+++ Excerpted data +++
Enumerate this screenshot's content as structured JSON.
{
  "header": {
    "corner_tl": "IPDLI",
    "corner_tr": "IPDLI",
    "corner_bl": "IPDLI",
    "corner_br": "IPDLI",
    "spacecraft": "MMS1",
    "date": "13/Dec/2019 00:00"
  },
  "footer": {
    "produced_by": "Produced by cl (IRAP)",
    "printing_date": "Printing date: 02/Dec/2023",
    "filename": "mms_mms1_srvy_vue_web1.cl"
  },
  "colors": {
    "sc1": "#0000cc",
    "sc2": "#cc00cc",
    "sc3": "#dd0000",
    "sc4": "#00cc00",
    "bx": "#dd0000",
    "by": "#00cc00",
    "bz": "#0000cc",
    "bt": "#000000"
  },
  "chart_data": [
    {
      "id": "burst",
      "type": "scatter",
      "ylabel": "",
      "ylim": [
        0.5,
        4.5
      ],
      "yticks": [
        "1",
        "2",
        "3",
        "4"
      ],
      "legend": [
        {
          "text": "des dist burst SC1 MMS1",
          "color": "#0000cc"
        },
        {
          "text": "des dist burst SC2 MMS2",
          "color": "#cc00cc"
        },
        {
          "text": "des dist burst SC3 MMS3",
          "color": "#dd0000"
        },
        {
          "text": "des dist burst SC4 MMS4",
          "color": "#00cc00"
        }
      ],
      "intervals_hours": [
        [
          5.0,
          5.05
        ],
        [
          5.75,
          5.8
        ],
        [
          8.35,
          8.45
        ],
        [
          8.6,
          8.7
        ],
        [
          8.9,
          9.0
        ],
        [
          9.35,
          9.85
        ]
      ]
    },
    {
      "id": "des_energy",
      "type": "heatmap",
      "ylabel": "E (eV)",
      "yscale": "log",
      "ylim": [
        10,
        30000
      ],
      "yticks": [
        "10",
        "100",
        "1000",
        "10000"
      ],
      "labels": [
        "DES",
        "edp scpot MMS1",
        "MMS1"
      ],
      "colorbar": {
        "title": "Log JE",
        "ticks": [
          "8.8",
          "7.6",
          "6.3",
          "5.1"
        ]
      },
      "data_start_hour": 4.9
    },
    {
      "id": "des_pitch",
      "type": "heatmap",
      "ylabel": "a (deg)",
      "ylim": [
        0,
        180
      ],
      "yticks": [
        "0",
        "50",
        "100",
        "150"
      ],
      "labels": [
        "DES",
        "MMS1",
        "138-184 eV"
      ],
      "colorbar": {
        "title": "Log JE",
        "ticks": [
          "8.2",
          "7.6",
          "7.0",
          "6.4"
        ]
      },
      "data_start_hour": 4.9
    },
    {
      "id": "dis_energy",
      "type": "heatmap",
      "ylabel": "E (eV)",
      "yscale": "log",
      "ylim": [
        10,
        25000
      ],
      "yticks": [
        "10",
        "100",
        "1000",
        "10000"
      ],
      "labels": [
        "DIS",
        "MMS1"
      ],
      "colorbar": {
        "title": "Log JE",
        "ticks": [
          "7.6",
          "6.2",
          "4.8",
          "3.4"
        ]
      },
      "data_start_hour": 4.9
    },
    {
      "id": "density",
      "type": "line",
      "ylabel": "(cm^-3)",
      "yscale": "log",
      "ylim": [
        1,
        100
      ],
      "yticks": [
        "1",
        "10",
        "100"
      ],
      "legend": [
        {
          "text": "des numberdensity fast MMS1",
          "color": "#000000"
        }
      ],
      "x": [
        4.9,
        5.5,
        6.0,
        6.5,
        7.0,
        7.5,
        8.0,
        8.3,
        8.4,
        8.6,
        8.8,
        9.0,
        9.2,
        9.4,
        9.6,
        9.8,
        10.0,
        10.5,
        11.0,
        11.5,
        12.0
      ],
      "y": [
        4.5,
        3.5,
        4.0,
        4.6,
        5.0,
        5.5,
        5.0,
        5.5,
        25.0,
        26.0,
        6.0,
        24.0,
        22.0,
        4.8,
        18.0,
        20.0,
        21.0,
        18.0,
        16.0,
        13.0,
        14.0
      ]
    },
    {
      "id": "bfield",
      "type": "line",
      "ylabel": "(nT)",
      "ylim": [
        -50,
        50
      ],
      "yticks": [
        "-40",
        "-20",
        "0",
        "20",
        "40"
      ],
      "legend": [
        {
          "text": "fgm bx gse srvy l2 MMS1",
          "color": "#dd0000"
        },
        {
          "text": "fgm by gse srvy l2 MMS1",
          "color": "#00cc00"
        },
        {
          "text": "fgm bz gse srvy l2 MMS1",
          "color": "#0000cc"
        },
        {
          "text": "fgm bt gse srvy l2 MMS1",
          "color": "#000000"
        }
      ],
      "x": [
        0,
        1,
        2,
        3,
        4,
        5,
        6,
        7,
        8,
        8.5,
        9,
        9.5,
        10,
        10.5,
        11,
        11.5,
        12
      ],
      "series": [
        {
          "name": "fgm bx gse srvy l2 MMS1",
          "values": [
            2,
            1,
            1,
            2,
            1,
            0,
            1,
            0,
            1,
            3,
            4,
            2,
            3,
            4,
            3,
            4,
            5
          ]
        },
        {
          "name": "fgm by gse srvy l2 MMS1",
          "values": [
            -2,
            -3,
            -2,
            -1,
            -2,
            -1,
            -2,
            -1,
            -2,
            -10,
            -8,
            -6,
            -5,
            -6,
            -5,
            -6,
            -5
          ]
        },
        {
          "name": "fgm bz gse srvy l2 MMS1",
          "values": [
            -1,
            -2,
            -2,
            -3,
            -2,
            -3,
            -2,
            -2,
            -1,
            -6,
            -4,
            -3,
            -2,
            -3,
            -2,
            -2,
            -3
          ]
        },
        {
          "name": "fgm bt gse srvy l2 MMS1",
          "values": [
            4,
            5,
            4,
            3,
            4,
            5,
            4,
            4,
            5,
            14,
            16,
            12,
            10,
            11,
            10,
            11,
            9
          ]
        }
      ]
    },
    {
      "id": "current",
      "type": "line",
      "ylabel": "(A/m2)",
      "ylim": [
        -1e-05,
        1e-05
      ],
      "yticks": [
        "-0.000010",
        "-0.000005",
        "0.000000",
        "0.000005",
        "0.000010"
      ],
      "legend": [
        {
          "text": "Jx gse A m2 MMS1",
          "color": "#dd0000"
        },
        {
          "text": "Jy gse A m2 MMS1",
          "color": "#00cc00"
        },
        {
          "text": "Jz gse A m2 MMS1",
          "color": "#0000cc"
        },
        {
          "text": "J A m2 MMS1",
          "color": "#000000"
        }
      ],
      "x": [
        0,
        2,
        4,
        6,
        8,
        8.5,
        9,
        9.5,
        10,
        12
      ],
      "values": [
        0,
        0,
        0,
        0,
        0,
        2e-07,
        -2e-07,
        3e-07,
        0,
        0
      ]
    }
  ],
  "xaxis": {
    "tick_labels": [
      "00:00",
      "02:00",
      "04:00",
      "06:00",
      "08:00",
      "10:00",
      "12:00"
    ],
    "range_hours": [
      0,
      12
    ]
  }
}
+++
_Your objective_. Transcribe every entry exactly, omitting nothing.

_Final answer_.
Enumerate this screenshot's content as structured JSON.
{
  "header": {
    "corner_tl": "IPDLI",
    "corner_tr": "IPDLI",
    "corner_bl": "IPDLI",
    "corner_br": "IPDLI",
    "spacecraft": "MMS1",
    "date": "13/Dec/2019 00:00"
  },
  "footer": {
    "produced_by": "Produced by cl (IRAP)",
    "printing_date": "Printing date: 02/Dec/2023",
    "filename": "mms_mms1_srvy_vue_web1.cl"
  },
  "colors": {
    "sc1": "#0000cc",
    "sc2": "#cc00cc",
    "sc3": "#dd0000",
    "sc4": "#00cc00",
    "bx": "#dd0000",
    "by": "#00cc00",
    "bz": "#0000cc",
    "bt": "#000000"
  },
  "chart_data": [
    {
      "id": "burst",
      "type": "scatter",
      "ylabel": "",
      "ylim": [
        0.5,
        4.5
      ],
      "yticks": [
        "1",
        "2",
        "3",
        "4"
      ],
      "legend": [
        {
          "text": "des dist burst SC1 MMS1",
          "color": "#0000cc"
        },
        {
          "text": "des dist burst SC2 MMS2",
          "color": "#cc00cc"
        },
        {
          "text": "des dist burst SC3 MMS3",
          "color": "#dd0000"
        },
        {
          "text": "des dist burst SC4 MMS4",
          "color": "#00cc00"
        }
      ],
      "intervals_hours": [
        [
          5.0,
          5.05
        ],
        [
          5.75,
          5.8
        ],
        [
          8.35,
          8.45
        ],
        [
          8.6,
          8.7
        ],
        [
          8.9,
          9.0
        ],
        [
          9.35,
          9.85
        ]
      ]
    },
    {
      "id": "des_energy",
      "type": "heatmap",
      "ylabel": "E (eV)",
      "yscale": "log",
      "ylim": [
        10,
        30000
      ],
      "yticks": [
        "10",
        "100",
        "1000",
        "10000"
      ],
      "labels": [
        "DES",
        "edp scpot MMS1",
        "MMS1"
      ],
      "colorbar": {
        "title": "Log JE",
        "ticks": [
          "8.8",
          "7.6",
          "6.3",
          "5.1"
        ]
      },
      "data_start_hour": 4.9
    },
    {
      "id": "des_pitch",
      "type": "heatmap",
      "ylabel": "a (deg)",
      "ylim": [
        0,
        180
      ],
      "yticks": [
        "0",
        "50",
        "100",
        "150"
      ],
      "labels": [
        "DES",
        "MMS1",
        "138-184 eV"
      ],
      "colorbar": {
        "title": "Log JE",
        "ticks": [
          "8.2",
          "7.6",
          "7.0",
          "6.4"
        ]
      },
      "data_start_hour": 4.9
    },
    {
      "id": "dis_energy",
      "type": "heatmap",
      "ylabel": "E (eV)",
      "yscale": "log",
      "ylim": [
        10,
        25000
      ],
      "yticks": [
        "10",
        "100",
        "1000",
        "10000"
      ],
      "labels": [
        "DIS",
        "MMS1"
      ],
      "colorbar": {
        "title": "Log JE",
        "ticks": [
          "7.6",
          "6.2",
          "4.8",
          "3.4"
        ]
      },
      "data_start_hour": 4.9
    },
    {
      "id": "density",
      "type": "line",
      "ylabel": "(cm^-3)",
      "yscale": "log",
      "ylim": [
        1,
        100
      ],
      "yticks": [
        "1",
        "10",
        "100"
      ],
      "legend": [
        {
          "text": "des numberdensity fast MMS1",
          "color": "#000000"
        }
      ],
      "x": [
        4.9,
        5.5,
        6.0,
        6.5,
        7.0,
        7.5,
        8.0,
        8.3,
        8.4,
        8.6,
        8.8,
        9.0,
        9.2,
        9.4,
        9.6,
        9.8,
        10.0,
        10.5,
        11.0,
        11.5,
        12.0
      ],
      "y": [
        4.5,
        3.5,
        4.0,
        4.6,
        5.0,
        5.5,
        5.0,
        5.5,
        25.0,
        26.0,
        6.0,
        24.0,
        22.0,
        4.8,
        18.0,
        20.0,
        21.0,
        18.0,
        16.0,
        13.0,
        14.0
      ]
    },
    {
      "id": "bfield",
      "type": "line",
      "ylabel": "(nT)",
      "ylim": [
        -50,
        50
      ],
      "yticks": [
        "-40",
        "-20",
        "0",
        "20",
        "40"
      ],
      "legend": [
        {
          "text": "fgm bx gse srvy l2 MMS1",
          "color": "#dd0000"
        },
        {
          "text": "fgm by gse srvy l2 MMS1",
          "color": "#00cc00"
        },
        {
          "text": "fgm bz gse srvy l2 MMS1",
          "color": "#0000cc"
        },
        {
          "text": "fgm bt gse srvy l2 MMS1",
          "color": "#000000"
        }
      ],
      "x": [
        0,
        1,
        2,
        3,
        4,
        5,
        6,
        7,
        8,
        8.5,
        9,
        9.5,
        10,
        10.5,
        11,
        11.5,
        12
      ],
      "series": [
        {
          "name": "fgm bx gse srvy l2 MMS1",
          "values": [
            2,
            1,
            1,
            2,
            1,
            0,
            1,
            0,
            1,
            3,
            4,
            2,
            3,
            4,
            3,
            4,
            5
          ]
        },
        {
          "name": "fgm by gse srvy l2 MMS1",
          "values": [
            -2,
            -3,
            -2,
            -1,
            -2,
            -1,
            -2,
            -1,
            -2,
            -10,
            -8,
            -6,
            -5,
            -6,
            -5,
            -6,
            -5
          ]
        },
        {
          "name": "fgm bz gse srvy l2 MMS1",
          "values": [
            -1,
            -2,
            -2,
            -3,
            -2,
            -3,
            -2,
            -2,
            -1,
            -6,
            -4,
            -3,
            -2,
            -3,
            -2,
            -2,
            -3
          ]
        },
        {
          "name": "fgm bt gse srvy l2 MMS1",
          "values": [
            4,
            5,
            4,
            3,
            4,
            5,
            4,
            4,
            5,
            14,
            16,
            12,
            10,
            11,
            10,
            11,
            9
          ]
        }
      ]
    },
    {
      "id": "current",
      "type": "line",
      "ylabel": "(A/m2)",
      "ylim": [
        -1e-05,
        1e-05
      ],
      "yticks": [
        "-0.000010",
        "-0.000005",
        "0.000000",
        "0.000005",
        "0.000010"
      ],
      "legend": [
        {
          "text": "Jx gse A m2 MMS1",
          "color": "#dd0000"
        },
        {
          "text": "Jy gse A m2 MMS1",
          "color": "#00cc00"
        },
        {
          "text": "Jz gse A m2 MMS1",
          "color": "#0000cc"
        },
        {
          "text": "J A m2 MMS1",
          "color": "#000000"
        }
      ],
      "x": [
        0,
        2,
        4,
        6,
        8,
        8.5,
        9,
        9.5,
        10,
        12
      ],
      "values": [
        0,
        0,
        0,
        0,
        0,
        2e-07,
        -2e-07,
        3e-07,
        0,
        0
      ]
    }
  ],
  "xaxis": {
    "tick_labels": [
      "00:00",
      "02:00",
      "04:00",
      "06:00",
      "08:00",
      "10:00",
      "12:00"
    ],
    "range_hours": [
      0,
      12
    ]
  }
}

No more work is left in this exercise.